Em junho de 2021, a Sexta Turma do Tribunal Regional Federal da 3ª Região reconheceu como dever das instituições financeiras a manutenção do sigilo em suas operações, o que abrange os dados cadastrais de seus clientes, exceção feita às hipóteses previstas, expressamente, por Lei (e, nestes casos, nos limites da permissão legal).

A Constituição da República Federativa do Brasil de 1988 traz, em seu artigo 5º, os direitos fundamentais. E, no inciso X daquele mesmo artigo, estabelece que “são invioláveis a intimidade, a vida privada, a honra e a imagem das pessoas, assegurado o direito à indenização pelo dano material ou moral decorrente de sua violação”. Para além disso, o inciso XII do mesmo dispositivo constitucional estabelece que “é inviolável o sigilo da correspondência e das comunicações telegráficas de dados e das comunicações telefônicas, salvo, no último caso, por ordem judicial, nas hipóteses e na forma que a lei estabelecer para fins de investigação criminal ou instrução processual penal”.

> [O que fazer] Dê continuidade ao trecho sobre o sigilo das instituições financeiras, começando logo após a sua última frase.

> [Dados fornecidos]

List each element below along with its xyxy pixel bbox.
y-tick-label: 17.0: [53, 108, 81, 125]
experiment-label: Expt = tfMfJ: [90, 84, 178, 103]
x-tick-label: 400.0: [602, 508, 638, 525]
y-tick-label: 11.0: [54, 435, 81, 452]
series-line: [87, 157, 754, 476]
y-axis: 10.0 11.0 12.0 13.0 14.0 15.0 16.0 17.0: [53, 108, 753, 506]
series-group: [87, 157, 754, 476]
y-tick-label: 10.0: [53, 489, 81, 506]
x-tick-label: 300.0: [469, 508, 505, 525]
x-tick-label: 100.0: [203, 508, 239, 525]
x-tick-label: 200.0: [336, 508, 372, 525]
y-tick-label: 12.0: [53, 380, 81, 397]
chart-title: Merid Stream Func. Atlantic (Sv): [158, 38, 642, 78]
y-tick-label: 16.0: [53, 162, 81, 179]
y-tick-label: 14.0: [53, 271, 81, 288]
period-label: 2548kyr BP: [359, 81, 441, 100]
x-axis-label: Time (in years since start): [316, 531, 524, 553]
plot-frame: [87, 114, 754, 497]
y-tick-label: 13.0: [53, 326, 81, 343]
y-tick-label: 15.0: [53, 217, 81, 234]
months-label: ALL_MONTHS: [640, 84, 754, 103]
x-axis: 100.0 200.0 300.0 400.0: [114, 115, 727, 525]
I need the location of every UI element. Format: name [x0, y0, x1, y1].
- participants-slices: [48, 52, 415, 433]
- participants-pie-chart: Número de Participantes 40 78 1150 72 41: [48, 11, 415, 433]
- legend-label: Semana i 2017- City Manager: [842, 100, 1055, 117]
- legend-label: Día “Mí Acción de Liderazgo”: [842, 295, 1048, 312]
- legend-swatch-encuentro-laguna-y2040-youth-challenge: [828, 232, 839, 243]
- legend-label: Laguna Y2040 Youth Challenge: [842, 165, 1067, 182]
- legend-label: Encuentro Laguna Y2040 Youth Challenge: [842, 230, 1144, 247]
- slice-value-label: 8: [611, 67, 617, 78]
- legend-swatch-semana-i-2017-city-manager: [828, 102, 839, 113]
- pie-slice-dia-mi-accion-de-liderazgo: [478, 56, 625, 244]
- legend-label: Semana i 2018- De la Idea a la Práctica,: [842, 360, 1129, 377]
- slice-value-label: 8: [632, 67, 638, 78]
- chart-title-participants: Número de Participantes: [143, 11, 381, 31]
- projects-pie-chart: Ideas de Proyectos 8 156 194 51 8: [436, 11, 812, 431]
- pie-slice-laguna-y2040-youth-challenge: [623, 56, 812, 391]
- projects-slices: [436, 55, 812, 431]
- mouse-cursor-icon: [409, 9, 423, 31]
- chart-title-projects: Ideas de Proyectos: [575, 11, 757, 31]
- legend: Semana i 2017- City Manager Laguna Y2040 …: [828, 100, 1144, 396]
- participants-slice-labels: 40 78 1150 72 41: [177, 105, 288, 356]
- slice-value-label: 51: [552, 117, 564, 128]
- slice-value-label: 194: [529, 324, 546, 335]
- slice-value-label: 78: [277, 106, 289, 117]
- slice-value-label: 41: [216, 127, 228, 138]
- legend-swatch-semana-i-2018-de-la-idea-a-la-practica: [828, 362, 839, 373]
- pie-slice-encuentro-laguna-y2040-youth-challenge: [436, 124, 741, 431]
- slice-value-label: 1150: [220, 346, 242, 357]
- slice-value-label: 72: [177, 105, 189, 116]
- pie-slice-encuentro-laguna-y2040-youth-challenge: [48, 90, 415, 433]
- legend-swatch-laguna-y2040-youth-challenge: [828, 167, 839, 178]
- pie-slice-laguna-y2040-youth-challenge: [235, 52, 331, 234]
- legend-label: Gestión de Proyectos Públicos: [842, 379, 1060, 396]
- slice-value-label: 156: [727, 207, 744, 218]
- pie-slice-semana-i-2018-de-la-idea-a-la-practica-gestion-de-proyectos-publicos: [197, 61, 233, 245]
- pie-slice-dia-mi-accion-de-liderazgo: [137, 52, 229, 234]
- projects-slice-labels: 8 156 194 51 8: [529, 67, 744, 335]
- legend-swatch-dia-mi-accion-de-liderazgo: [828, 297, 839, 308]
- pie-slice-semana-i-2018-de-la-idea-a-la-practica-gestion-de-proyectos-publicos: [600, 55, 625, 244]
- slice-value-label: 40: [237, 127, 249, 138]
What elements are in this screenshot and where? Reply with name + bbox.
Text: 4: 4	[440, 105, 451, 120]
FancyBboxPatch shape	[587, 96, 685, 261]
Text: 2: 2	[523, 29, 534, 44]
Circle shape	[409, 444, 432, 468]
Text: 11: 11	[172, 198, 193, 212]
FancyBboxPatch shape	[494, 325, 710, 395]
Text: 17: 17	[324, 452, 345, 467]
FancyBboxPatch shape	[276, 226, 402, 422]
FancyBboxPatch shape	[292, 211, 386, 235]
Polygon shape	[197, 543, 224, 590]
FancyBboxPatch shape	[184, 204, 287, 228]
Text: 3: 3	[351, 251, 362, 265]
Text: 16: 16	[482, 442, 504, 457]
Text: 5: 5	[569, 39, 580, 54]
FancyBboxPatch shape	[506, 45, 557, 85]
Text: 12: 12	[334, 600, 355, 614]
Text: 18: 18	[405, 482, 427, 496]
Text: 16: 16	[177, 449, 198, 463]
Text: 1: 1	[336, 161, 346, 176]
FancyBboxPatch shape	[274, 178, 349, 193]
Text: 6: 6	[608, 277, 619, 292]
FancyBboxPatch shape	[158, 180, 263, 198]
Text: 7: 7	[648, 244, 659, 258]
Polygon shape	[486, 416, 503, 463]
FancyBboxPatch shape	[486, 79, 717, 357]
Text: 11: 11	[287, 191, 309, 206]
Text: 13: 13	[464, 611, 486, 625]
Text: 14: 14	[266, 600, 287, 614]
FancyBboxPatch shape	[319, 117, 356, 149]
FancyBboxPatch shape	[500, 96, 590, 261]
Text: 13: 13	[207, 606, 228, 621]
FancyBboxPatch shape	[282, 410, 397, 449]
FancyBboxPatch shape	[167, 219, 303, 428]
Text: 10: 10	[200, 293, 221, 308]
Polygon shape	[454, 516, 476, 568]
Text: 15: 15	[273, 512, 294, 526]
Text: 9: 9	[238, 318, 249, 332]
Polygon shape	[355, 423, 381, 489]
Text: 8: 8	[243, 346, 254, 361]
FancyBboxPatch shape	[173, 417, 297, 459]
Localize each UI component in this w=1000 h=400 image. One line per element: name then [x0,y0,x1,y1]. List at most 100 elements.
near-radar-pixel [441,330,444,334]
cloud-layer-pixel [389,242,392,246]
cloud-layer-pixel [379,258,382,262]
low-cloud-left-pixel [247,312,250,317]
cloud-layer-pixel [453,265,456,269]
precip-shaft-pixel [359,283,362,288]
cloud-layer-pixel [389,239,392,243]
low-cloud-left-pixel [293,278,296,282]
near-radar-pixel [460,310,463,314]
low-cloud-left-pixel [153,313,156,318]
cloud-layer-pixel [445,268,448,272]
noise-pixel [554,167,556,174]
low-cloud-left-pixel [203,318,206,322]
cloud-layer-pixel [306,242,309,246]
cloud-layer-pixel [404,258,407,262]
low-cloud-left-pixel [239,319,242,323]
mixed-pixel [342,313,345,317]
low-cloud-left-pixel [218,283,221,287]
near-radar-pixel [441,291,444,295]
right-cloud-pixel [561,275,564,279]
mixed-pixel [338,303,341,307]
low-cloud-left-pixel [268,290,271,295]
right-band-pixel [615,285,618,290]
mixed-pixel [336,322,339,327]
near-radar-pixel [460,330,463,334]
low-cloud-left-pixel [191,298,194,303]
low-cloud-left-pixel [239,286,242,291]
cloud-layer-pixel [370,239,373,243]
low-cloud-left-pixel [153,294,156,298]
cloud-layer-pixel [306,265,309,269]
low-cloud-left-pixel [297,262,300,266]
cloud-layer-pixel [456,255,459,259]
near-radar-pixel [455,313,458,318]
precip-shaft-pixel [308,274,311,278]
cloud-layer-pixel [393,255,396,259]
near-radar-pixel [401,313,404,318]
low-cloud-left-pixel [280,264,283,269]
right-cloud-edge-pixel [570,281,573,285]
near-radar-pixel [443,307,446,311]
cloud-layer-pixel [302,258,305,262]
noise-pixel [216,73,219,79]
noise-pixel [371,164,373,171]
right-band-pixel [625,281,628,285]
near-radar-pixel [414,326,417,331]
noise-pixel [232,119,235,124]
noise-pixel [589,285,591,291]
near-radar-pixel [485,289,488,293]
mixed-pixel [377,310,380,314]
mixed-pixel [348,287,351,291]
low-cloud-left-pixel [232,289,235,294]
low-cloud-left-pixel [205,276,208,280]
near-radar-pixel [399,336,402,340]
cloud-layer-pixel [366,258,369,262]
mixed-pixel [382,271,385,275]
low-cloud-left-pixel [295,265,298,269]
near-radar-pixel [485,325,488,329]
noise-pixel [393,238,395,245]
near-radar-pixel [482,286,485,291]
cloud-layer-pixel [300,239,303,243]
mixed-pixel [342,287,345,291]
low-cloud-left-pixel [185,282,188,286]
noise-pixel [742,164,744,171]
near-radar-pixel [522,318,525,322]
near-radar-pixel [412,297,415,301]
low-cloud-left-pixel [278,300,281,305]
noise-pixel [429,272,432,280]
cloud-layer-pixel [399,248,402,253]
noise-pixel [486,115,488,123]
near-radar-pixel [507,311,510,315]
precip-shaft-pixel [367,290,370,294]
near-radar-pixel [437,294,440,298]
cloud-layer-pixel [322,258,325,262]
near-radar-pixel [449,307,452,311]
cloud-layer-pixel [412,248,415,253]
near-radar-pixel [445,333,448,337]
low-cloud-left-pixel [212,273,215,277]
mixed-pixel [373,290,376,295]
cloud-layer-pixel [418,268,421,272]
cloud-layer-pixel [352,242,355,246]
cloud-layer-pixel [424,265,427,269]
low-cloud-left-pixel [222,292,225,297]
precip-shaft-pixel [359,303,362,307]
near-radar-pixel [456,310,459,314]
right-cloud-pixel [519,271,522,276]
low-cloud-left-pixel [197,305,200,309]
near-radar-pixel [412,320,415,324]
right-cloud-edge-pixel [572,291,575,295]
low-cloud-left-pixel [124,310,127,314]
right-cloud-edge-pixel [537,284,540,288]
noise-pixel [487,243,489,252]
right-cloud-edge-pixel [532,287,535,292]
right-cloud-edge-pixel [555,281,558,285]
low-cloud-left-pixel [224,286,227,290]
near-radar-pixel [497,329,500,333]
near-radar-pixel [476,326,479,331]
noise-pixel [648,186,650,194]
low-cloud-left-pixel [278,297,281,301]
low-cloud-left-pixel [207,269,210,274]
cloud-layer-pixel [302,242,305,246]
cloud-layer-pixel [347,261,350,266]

> [Resposta ao problema]
Tais apontamentos afirmam que a intimidade e a privacidade do indivíduo (em seus diversos aspectos), nos termos da Carta Magna, são direitos fundamentais, os quais não podem sofrer violação ou restrição arbitrárias. E, como uma das formas de materialização destes direitos fundamentais, a Lei Complementar 105/2001 dispõe sobre o sigilo das operações de instituições financeiras. No “caput” do artigo 1º da referida Lei Complementar, impõe-se, às instituições financeiras, o dever de conservação do “sigilo em suas operações ativas e passivas e serviços prestados”. Por outro lado, os §§ 3º e 4º do mesmo artigo 1º esclarecem as hipóteses em que não há violação ao dever de sigilo (§ 3º) e as hipóteses em que é permitida a decretação da sua quebra (§ 4º), sem prejuízo de outras hipóteses também previstas em Lei.

Em outros termos, os titulares dos direitos previstos pela Lei Complementar 105/2001 são os cidadãos e não as instituições financeiras, além do que a manutenção do sigilo é um dever destas instituições (e a quebra do sigilo fora das hipóteses autorizadas constitui crime e “sujeita os responsáveis à pena de reclusão, de um a quatro anos, e multa”, nos termos do artigo 10).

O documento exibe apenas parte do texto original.